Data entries

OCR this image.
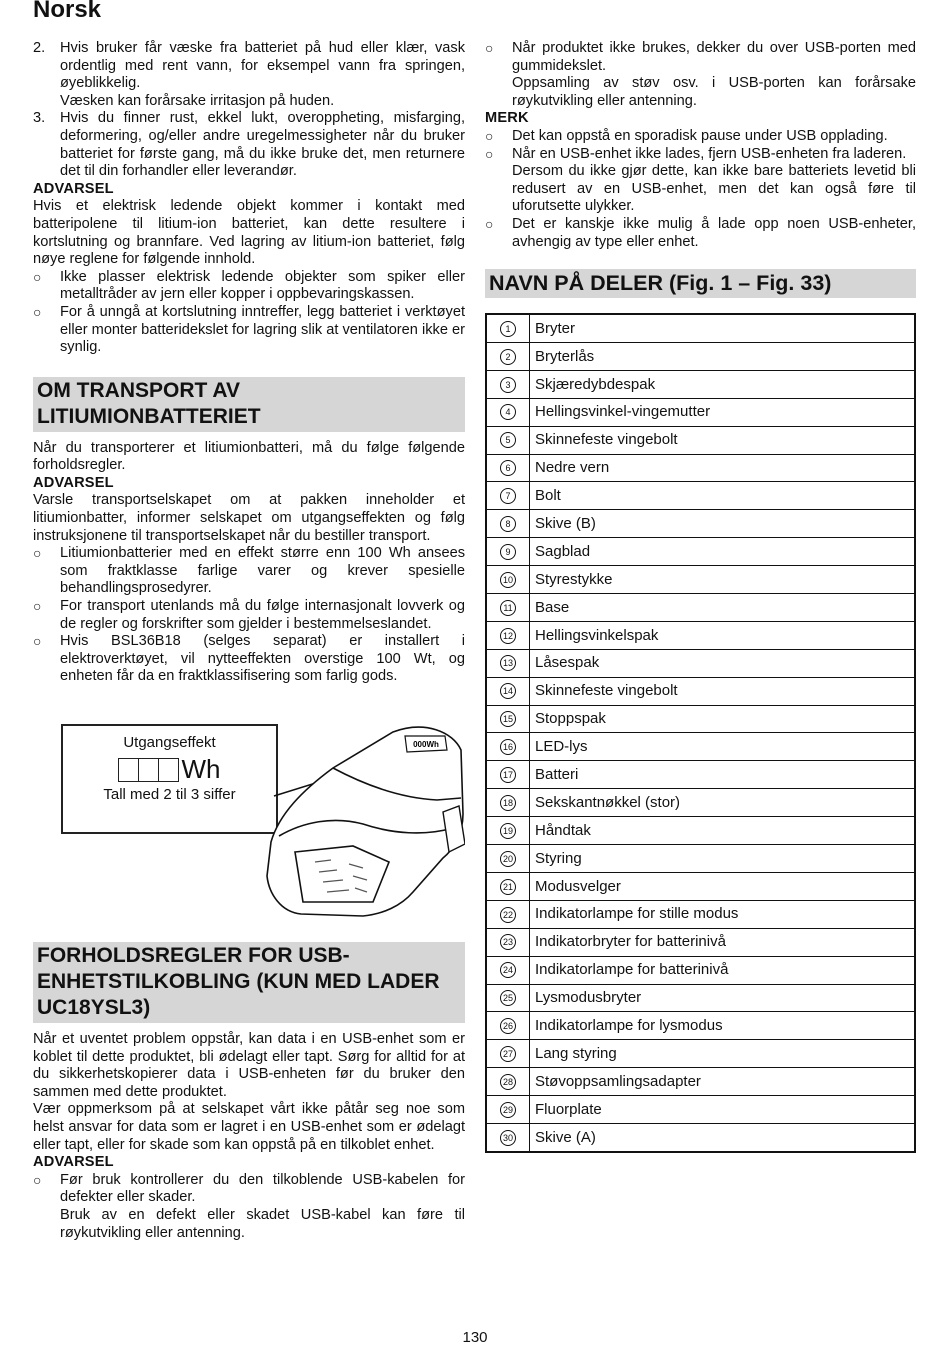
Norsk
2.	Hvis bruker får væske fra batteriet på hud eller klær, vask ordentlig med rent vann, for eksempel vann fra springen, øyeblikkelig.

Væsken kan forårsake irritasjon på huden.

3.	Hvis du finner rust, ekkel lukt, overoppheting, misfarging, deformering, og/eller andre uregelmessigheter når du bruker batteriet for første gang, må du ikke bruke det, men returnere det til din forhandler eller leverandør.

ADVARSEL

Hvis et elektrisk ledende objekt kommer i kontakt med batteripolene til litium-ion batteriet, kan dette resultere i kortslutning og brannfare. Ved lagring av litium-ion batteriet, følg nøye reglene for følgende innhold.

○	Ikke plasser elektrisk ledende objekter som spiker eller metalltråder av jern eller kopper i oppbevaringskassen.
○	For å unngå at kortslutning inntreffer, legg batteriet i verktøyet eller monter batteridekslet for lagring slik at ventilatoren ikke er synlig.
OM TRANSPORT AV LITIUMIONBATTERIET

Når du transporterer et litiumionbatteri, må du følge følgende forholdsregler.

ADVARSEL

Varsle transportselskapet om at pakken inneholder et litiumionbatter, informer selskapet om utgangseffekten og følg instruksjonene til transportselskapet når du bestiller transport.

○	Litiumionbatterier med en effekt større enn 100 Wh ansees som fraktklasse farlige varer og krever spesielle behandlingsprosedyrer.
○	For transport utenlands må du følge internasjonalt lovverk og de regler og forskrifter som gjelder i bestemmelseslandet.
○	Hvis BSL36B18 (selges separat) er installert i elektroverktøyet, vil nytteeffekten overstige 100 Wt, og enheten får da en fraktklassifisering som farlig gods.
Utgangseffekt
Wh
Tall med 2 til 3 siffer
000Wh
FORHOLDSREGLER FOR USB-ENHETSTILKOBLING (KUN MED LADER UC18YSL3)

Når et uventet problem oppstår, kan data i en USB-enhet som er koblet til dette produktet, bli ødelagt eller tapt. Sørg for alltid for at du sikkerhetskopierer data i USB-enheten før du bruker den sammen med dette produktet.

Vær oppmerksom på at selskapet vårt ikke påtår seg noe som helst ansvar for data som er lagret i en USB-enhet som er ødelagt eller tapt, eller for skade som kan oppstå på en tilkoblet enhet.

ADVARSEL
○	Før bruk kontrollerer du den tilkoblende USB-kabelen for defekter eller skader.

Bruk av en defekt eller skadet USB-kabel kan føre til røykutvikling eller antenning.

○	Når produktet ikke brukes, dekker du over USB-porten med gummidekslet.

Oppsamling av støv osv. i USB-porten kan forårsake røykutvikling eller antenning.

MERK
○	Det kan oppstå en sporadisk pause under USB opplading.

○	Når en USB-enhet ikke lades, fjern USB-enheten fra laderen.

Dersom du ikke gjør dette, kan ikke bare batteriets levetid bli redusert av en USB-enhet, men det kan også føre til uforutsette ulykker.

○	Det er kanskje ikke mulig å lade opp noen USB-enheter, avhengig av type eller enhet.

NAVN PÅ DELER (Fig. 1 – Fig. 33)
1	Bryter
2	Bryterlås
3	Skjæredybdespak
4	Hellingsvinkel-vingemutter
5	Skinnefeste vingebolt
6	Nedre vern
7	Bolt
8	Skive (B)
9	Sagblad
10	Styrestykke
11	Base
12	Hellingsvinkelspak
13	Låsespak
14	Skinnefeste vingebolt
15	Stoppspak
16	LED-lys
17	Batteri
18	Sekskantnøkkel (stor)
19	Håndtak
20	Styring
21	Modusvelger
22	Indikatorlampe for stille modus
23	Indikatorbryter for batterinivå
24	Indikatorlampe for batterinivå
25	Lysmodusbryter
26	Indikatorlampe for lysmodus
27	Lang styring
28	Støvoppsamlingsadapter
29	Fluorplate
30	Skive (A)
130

WHAT TO DO: Identify and extract each line of the listing that contains "Indikatorlampe".

COMPLETE RESPONSE:
22	Indikatorlampe for stille modus
24	Indikatorlampe for batterinivå
26	Indikatorlampe for lysmodus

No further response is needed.